Objective. Extract the listing in its entirety, keeping each line identical to the original.

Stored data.
━━━━━━━━━━━━━━━━
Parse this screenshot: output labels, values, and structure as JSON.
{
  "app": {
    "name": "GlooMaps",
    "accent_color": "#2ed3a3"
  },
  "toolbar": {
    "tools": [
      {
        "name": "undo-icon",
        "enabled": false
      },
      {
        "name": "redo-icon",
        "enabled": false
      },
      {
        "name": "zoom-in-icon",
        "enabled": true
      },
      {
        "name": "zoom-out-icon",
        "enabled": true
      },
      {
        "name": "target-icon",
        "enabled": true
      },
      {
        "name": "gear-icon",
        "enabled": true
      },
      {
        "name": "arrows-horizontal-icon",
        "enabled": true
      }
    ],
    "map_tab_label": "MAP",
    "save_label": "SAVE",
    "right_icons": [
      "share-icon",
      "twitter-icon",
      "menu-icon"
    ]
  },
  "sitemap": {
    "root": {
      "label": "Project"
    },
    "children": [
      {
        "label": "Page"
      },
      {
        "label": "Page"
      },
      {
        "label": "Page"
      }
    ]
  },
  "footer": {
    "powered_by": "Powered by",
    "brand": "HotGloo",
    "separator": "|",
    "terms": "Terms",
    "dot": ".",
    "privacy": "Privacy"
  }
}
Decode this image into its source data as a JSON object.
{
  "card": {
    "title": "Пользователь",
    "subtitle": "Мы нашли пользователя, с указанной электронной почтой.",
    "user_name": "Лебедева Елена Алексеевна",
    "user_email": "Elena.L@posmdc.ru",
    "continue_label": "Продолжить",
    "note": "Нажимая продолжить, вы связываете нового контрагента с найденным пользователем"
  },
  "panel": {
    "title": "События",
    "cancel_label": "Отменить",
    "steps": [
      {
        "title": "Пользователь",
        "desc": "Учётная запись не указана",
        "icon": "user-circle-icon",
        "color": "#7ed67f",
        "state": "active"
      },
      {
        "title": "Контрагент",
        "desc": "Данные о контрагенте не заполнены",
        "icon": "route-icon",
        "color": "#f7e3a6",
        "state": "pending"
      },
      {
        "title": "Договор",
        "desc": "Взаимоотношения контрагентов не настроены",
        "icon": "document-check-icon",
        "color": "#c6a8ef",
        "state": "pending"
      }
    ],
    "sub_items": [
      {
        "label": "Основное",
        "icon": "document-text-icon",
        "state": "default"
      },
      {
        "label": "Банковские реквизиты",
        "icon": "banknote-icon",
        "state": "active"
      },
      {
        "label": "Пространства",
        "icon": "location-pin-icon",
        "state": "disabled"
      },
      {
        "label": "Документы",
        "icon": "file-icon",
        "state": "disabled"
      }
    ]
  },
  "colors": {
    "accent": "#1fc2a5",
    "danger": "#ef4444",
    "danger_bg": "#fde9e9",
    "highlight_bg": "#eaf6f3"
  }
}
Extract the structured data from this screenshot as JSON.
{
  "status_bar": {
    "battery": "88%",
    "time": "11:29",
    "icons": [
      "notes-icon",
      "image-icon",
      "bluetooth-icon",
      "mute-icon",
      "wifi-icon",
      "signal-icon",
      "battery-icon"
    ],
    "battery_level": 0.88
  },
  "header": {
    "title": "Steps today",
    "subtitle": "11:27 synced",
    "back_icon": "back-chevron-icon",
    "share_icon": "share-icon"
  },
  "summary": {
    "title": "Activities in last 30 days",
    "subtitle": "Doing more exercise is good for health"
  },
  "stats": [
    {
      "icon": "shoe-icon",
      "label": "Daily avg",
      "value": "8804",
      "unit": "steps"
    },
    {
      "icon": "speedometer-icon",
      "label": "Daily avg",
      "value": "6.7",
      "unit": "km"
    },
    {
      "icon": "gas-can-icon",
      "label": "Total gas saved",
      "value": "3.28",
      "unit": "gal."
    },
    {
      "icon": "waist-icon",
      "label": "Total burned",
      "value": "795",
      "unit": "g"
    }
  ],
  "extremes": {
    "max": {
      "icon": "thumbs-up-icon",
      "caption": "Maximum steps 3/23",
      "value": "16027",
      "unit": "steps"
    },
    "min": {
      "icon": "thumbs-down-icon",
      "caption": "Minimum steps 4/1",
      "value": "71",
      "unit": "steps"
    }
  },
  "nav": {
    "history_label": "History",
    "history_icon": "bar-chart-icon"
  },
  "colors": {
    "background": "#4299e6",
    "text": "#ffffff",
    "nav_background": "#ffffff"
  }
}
━━━━━━━━━━━━━━━━
Answer in full.
Parse this screenshot: output labels, values, and structure as JSON.
{
  "app": {
    "name": "GlooMaps",
    "accent_color": "#2ed3a3"
  },
  "toolbar": {
    "tools": [
      {
        "name": "undo-icon",
        "enabled": false
      },
      {
        "name": "redo-icon",
        "enabled": false
      },
      {
        "name": "zoom-in-icon",
        "enabled": true
      },
      {
        "name": "zoom-out-icon",
        "enabled": true
      },
      {
        "name": "target-icon",
        "enabled": true
      },
      {
        "name": "gear-icon",
        "enabled": true
      },
      {
        "name": "arrows-horizontal-icon",
        "enabled": true
      }
    ],
    "map_tab_label": "MAP",
    "save_label": "SAVE",
    "right_icons": [
      "share-icon",
      "twitter-icon",
      "menu-icon"
    ]
  },
  "sitemap": {
    "root": {
      "label": "Project"
    },
    "children": [
      {
        "label": "Page"
      },
      {
        "label": "Page"
      },
      {
        "label": "Page"
      }
    ]
  },
  "footer": {
    "powered_by": "Powered by",
    "brand": "HotGloo",
    "separator": "|",
    "terms": "Terms",
    "dot": ".",
    "privacy": "Privacy"
  }
}
Decode this image into its source data as a JSON object.
{
  "card": {
    "title": "Пользователь",
    "subtitle": "Мы нашли пользователя, с указанной электронной почтой.",
    "user_name": "Лебедева Елена Алексеевна",
    "user_email": "Elena.L@posmdc.ru",
    "continue_label": "Продолжить",
    "note": "Нажимая продолжить, вы связываете нового контрагента с найденным пользователем"
  },
  "panel": {
    "title": "События",
    "cancel_label": "Отменить",
    "steps": [
      {
        "title": "Пользователь",
        "desc": "Учётная запись не указана",
        "icon": "user-circle-icon",
        "color": "#7ed67f",
        "state": "active"
      },
      {
        "title": "Контрагент",
        "desc": "Данные о контрагенте не заполнены",
        "icon": "route-icon",
        "color": "#f7e3a6",
        "state": "pending"
      },
      {
        "title": "Договор",
        "desc": "Взаимоотношения контрагентов не настроены",
        "icon": "document-check-icon",
        "color": "#c6a8ef",
        "state": "pending"
      }
    ],
    "sub_items": [
      {
        "label": "Основное",
        "icon": "document-text-icon",
        "state": "default"
      },
      {
        "label": "Банковские реквизиты",
        "icon": "banknote-icon",
        "state": "active"
      },
      {
        "label": "Пространства",
        "icon": "location-pin-icon",
        "state": "disabled"
      },
      {
        "label": "Документы",
        "icon": "file-icon",
        "state": "disabled"
      }
    ]
  },
  "colors": {
    "accent": "#1fc2a5",
    "danger": "#ef4444",
    "danger_bg": "#fde9e9",
    "highlight_bg": "#eaf6f3"
  }
}
Extract the structured data from this screenshot as JSON.
{
  "status_bar": {
    "battery": "88%",
    "time": "11:29",
    "icons": [
      "notes-icon",
      "image-icon",
      "bluetooth-icon",
      "mute-icon",
      "wifi-icon",
      "signal-icon",
      "battery-icon"
    ],
    "battery_level": 0.88
  },
  "header": {
    "title": "Steps today",
    "subtitle": "11:27 synced",
    "back_icon": "back-chevron-icon",
    "share_icon": "share-icon"
  },
  "summary": {
    "title": "Activities in last 30 days",
    "subtitle": "Doing more exercise is good for health"
  },
  "stats": [
    {
      "icon": "shoe-icon",
      "label": "Daily avg",
      "value": "8804",
      "unit": "steps"
    },
    {
      "icon": "speedometer-icon",
      "label": "Daily avg",
      "value": "6.7",
      "unit": "km"
    },
    {
      "icon": "gas-can-icon",
      "label": "Total gas saved",
      "value": "3.28",
      "unit": "gal."
    },
    {
      "icon": "waist-icon",
      "label": "Total burned",
      "value": "795",
      "unit": "g"
    }
  ],
  "extremes": {
    "max": {
      "icon": "thumbs-up-icon",
      "caption": "Maximum steps 3/23",
      "value": "16027",
      "unit": "steps"
    },
    "min": {
      "icon": "thumbs-down-icon",
      "caption": "Minimum steps 4/1",
      "value": "71",
      "unit": "steps"
    }
  },
  "nav": {
    "history_label": "History",
    "history_icon": "bar-chart-icon"
  },
  "colors": {
    "background": "#4299e6",
    "text": "#ffffff",
    "nav_background": "#ffffff"
  }
}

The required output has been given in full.